▶ Problem to solve: Identify all lines of the data containing the string "ocurre" and copy them.

* * *

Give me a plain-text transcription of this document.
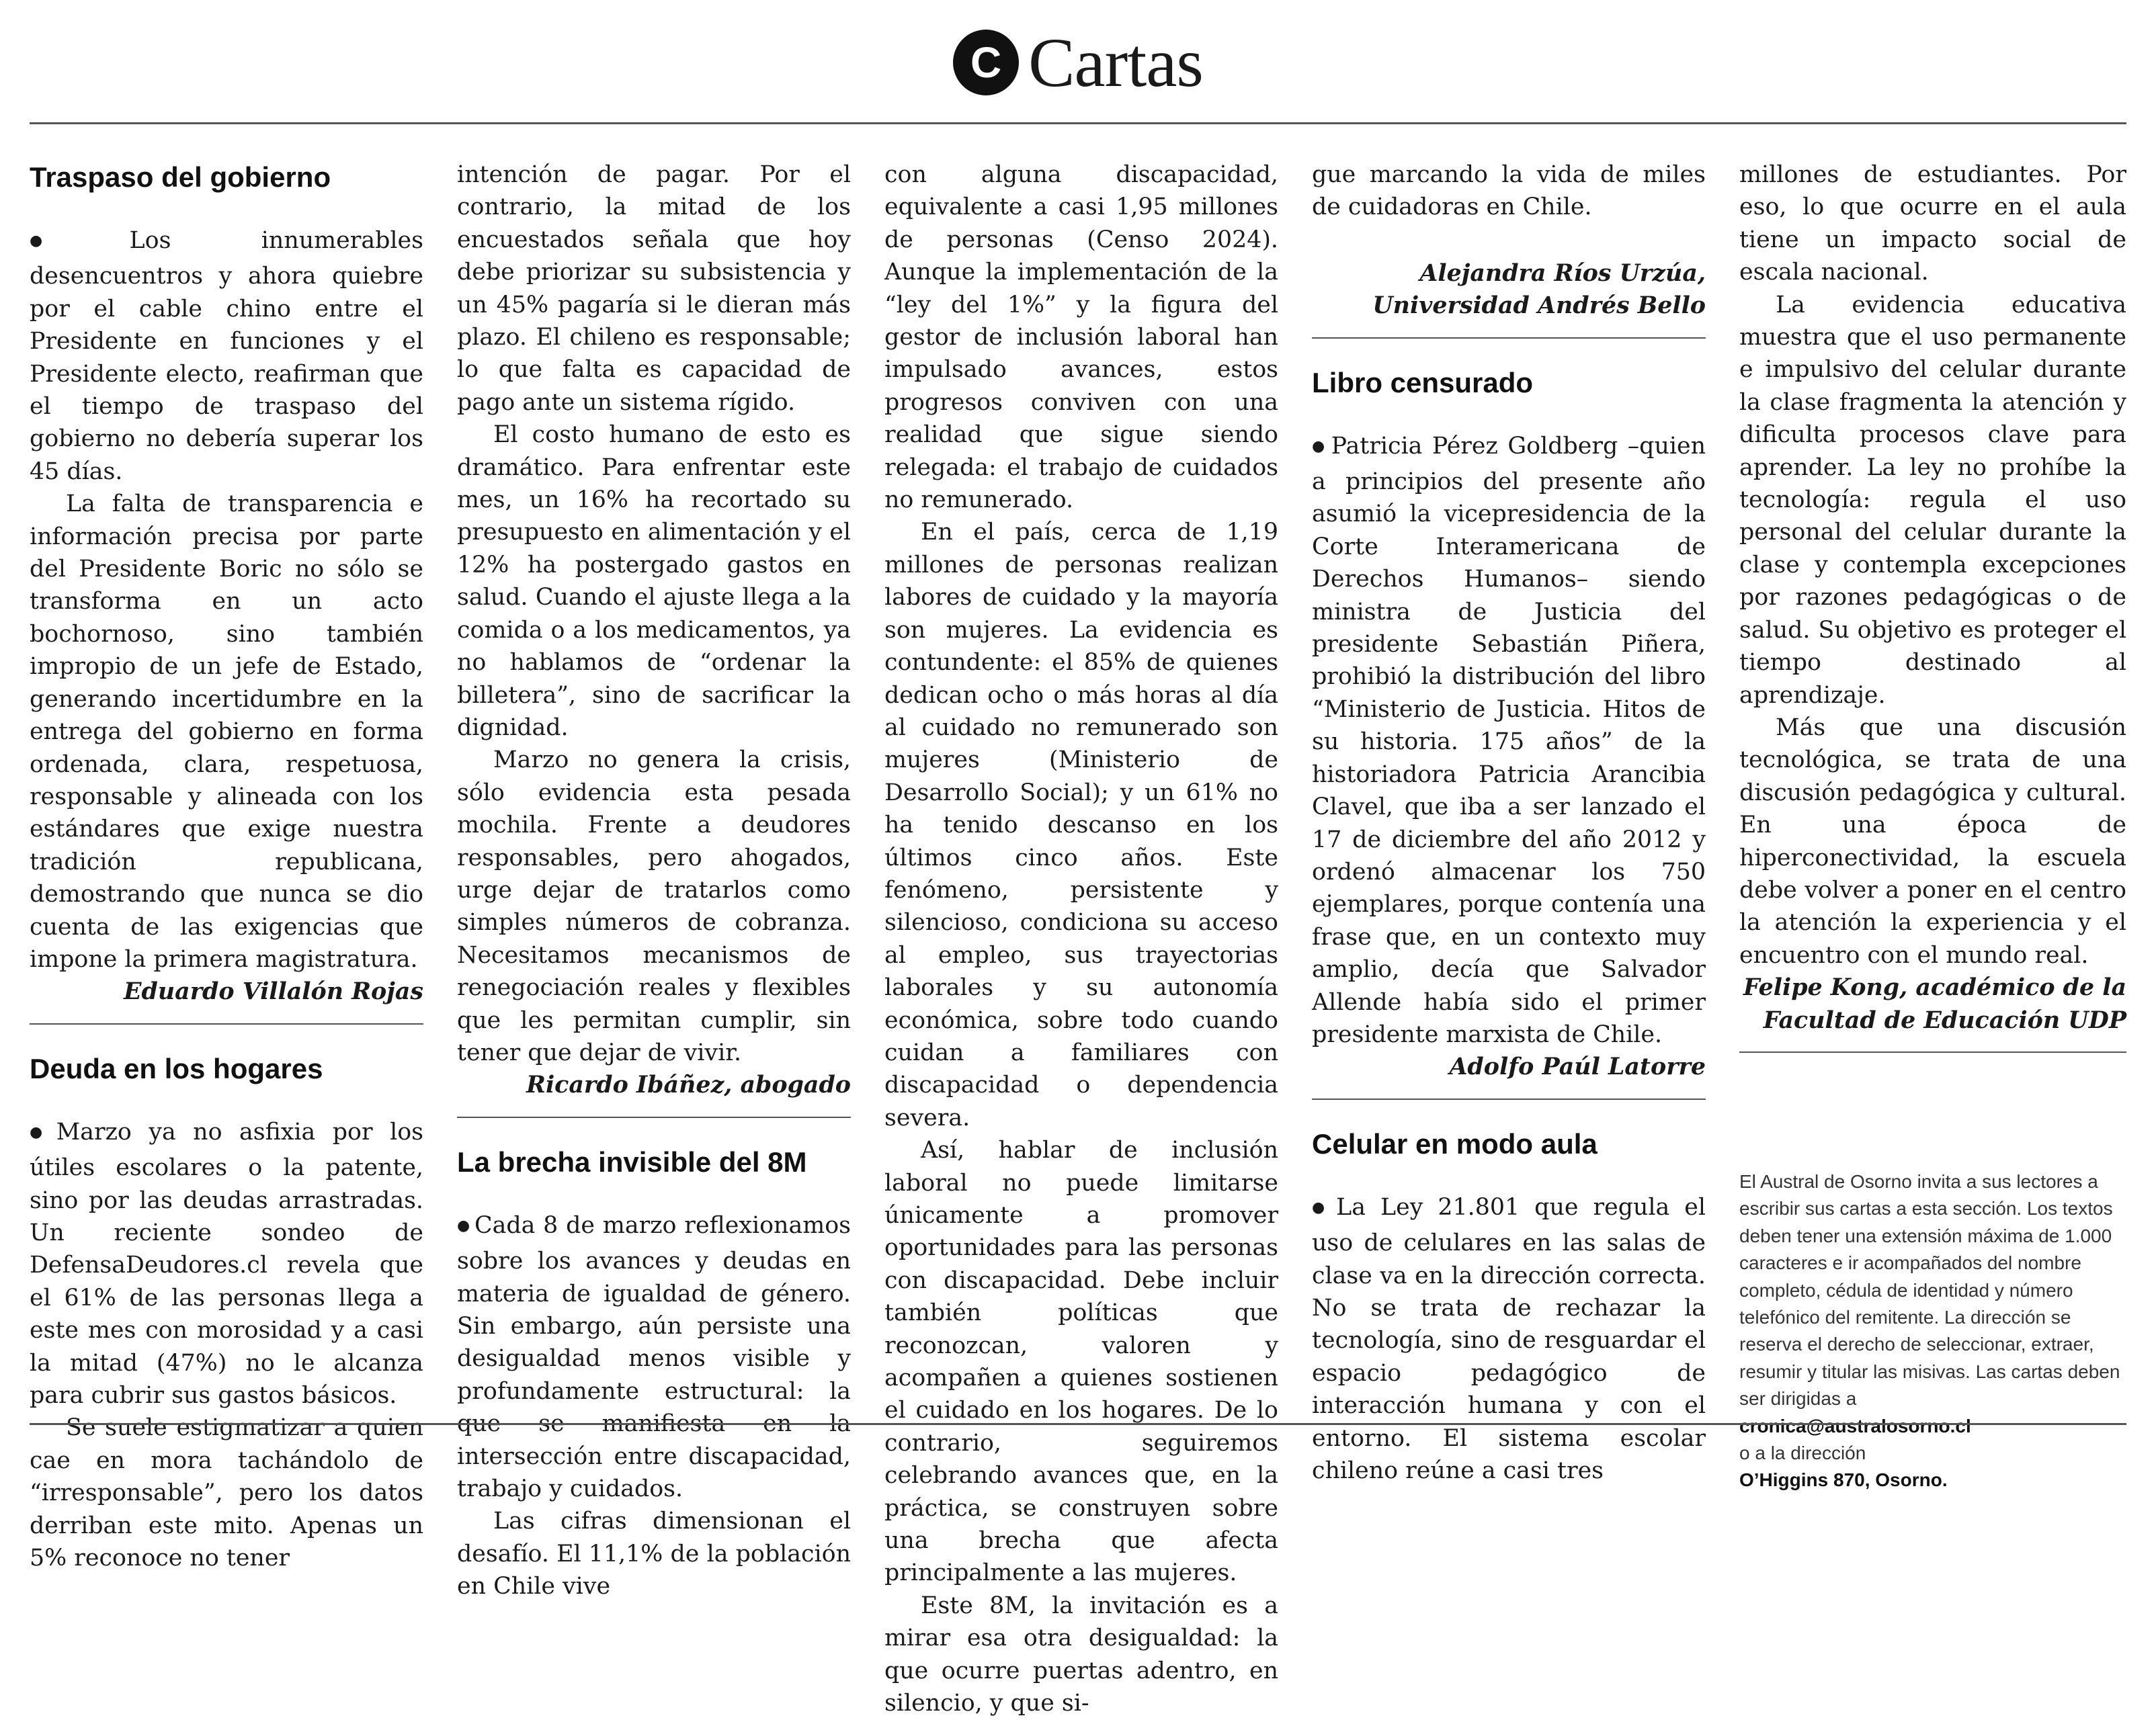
C Cartas
Traspaso del gobierno

● Los innumerables desencuentros y ahora quiebre por el cable chino entre el Presidente en funciones y el Presidente electo, reafirman que el tiempo de traspaso del gobierno no debería superar los 45 días.

La falta de transparencia e información precisa por parte del Presidente Boric no sólo se transforma en un acto bochornoso, sino también impropio de un jefe de Estado, generando incertidumbre en la entrega del gobierno en forma ordenada, clara, respetuosa, responsable y alineada con los estándares que exige nuestra tradición republicana, demostrando que nunca se dio cuenta de las exigencias que impone la primera magistratura.

Eduardo Villalón Rojas

Deuda en los hogares

● Marzo ya no asfixia por los útiles escolares o la patente, sino por las deudas arrastradas. Un reciente sondeo de DefensaDeudores.cl revela que el 61% de las personas llega a este mes con morosidad y a casi la mitad (47%) no le alcanza para cubrir sus gastos básicos.

Se suele estigmatizar a quien cae en mora tachándolo de “irresponsable”, pero los datos derriban este mito. Apenas un 5% reconoce no tener

intención de pagar. Por el contrario, la mitad de los encuestados señala que hoy debe priorizar su subsistencia y un 45% pagaría si le dieran más plazo. El chileno es responsable; lo que falta es capacidad de pago ante un sistema rígido.

El costo humano de esto es dramático. Para enfrentar este mes, un 16% ha recortado su presupuesto en alimentación y el 12% ha postergado gastos en salud. Cuando el ajuste llega a la comida o a los medicamentos, ya no hablamos de “ordenar la billetera”, sino de sacrificar la dignidad.

Marzo no genera la crisis, sólo evidencia esta pesada mochila. Frente a deudores responsables, pero ahogados, urge dejar de tratarlos como simples números de cobranza. Necesitamos mecanismos de renegociación reales y flexibles que les permitan cumplir, sin tener que dejar de vivir.

Ricardo Ibáñez, abogado

La brecha invisible del 8M

● Cada 8 de marzo reflexionamos sobre los avances y deudas en materia de igualdad de género. Sin embargo, aún persiste una desigualdad menos visible y profundamente estructural: la que se manifiesta en la intersección entre discapacidad, trabajo y cuidados.

Las cifras dimensionan el desafío. El 11,1% de la población en Chile vive

con alguna discapacidad, equivalente a casi 1,95 millones de personas (Censo 2024). Aunque la implementación de la “ley del 1%” y la figura del gestor de inclusión laboral han impulsado avances, estos progresos conviven con una realidad que sigue siendo relegada: el trabajo de cuidados no remunerado.

En el país, cerca de 1,19 millones de personas realizan labores de cuidado y la mayoría son mujeres. La evidencia es contundente: el 85% de quienes dedican ocho o más horas al día al cuidado no remunerado son mujeres (Ministerio de Desarrollo Social); y un 61% no ha tenido descanso en los últimos cinco años. Este fenómeno, persistente y silencioso, condiciona su acceso al empleo, sus trayectorias laborales y su autonomía económica, sobre todo cuando cuidan a familiares con discapacidad o dependencia severa.

Así, hablar de inclusión laboral no puede limitarse únicamente a promover oportunidades para las personas con discapacidad. Debe incluir también políticas que reconozcan, valoren y acompañen a quienes sostienen el cuidado en los hogares. De lo contrario, seguiremos celebrando avances que, en la práctica, se construyen sobre una brecha que afecta principalmente a las mujeres.

Este 8M, la invitación es a mirar esa otra desigualdad: la que ocurre puertas adentro, en silencio, y que si-

gue marcando la vida de miles de cuidadoras en Chile.

Alejandra Ríos Urzúa,
Universidad Andrés Bello

Libro censurado

● Patricia Pérez Goldberg –quien a principios del presente año asumió la vicepresidencia de la Corte Interamericana de Derechos Humanos– siendo ministra de Justicia del presidente Sebastián Piñera, prohibió la distribución del libro “Ministerio de Justicia. Hitos de su historia. 175 años” de la historiadora Patricia Arancibia Clavel, que iba a ser lanzado el 17 de diciembre del año 2012 y ordenó almacenar los 750 ejemplares, porque contenía una frase que, en un contexto muy amplio, decía que Salvador Allende había sido el primer presidente marxista de Chile.

Adolfo Paúl Latorre

Celular en modo aula

● La Ley 21.801 que regula el uso de celulares en las salas de clase va en la dirección correcta. No se trata de rechazar la tecnología, sino de resguardar el espacio pedagógico de interacción humana y con el entorno. El sistema escolar chileno reúne a casi tres

millones de estudiantes. Por eso, lo que ocurre en el aula tiene un impacto social de escala nacional.

La evidencia educativa muestra que el uso permanente e impulsivo del celular durante la clase fragmenta la atención y dificulta procesos clave para aprender. La ley no prohíbe la tecnología: regula el uso personal del celular durante la clase y contempla excepciones por razones pedagógicas o de salud. Su objetivo es proteger el tiempo destinado al aprendizaje.

Más que una discusión tecnológica, se trata de una discusión pedagógica y cultural. En una época de hiperconectividad, la escuela debe volver a poner en el centro la atención la experiencia y el encuentro con el mundo real.

Felipe Kong, académico de la
Facultad de Educación UDP

El Austral de Osorno invita a sus lectores a escribir sus cartas a esta sección. Los textos deben tener una extensión máxima de 1.000 caracteres e ir acompañados del nombre completo, cédula de identidad y número telefónico del remitente. La dirección se reserva el derecho de seleccionar, extraer, resumir y titular las misivas. Las cartas deben ser dirigidas a

cronica@australosorno.cl

o a la dirección

O’Higgins 870, Osorno.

* * *

▶ Task solution:
Este 8M, la invitación es a mirar esa otra desigualdad: la que ocurre puertas adentro, en silencio, y que si-
millones de estudiantes. Por eso, lo que ocurre en el aula tiene un impacto social de escala nacional.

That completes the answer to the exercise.